Recorded data:
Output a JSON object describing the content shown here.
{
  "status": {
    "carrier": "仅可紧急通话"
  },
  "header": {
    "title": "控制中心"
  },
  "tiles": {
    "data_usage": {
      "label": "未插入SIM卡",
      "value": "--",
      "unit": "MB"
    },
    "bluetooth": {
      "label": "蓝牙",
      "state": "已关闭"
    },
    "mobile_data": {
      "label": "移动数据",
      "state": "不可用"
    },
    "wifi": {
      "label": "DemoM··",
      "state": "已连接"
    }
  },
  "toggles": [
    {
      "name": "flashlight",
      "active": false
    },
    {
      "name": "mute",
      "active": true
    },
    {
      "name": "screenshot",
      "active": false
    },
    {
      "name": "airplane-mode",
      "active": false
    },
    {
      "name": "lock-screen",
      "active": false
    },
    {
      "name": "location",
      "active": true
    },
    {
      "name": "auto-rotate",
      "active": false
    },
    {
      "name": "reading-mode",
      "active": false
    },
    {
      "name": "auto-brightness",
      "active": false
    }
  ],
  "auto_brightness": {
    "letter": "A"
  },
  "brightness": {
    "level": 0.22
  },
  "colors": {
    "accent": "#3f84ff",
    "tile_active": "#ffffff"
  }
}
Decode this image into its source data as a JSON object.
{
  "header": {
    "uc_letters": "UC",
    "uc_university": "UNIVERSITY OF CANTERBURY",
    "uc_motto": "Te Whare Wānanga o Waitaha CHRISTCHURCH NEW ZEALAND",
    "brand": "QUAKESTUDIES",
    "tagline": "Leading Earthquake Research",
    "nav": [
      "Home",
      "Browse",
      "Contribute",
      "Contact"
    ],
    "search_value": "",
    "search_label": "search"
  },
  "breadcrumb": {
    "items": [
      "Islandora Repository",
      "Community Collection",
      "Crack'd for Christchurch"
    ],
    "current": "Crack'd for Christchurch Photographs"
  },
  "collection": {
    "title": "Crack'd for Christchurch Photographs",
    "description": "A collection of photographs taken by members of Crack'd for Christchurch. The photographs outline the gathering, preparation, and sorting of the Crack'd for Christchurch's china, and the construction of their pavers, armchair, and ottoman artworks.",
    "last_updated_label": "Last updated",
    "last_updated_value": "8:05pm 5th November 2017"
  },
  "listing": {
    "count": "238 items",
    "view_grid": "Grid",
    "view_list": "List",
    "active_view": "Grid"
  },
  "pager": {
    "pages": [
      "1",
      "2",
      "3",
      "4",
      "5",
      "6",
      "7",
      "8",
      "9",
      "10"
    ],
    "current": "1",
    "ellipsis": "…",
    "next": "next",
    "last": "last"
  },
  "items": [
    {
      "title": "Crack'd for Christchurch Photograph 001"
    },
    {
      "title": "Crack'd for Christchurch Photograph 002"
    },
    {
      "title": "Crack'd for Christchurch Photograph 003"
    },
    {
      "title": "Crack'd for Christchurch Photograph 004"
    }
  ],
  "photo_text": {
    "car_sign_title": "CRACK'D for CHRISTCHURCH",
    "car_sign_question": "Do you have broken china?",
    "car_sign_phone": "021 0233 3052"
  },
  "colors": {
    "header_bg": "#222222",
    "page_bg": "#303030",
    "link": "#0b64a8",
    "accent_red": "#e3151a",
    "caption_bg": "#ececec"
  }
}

The request:
Find the word "current" in the data and copy out each line where it turns up.

In response:
    "current": "Crack'd for Christchurch Photographs"
    "current": "1",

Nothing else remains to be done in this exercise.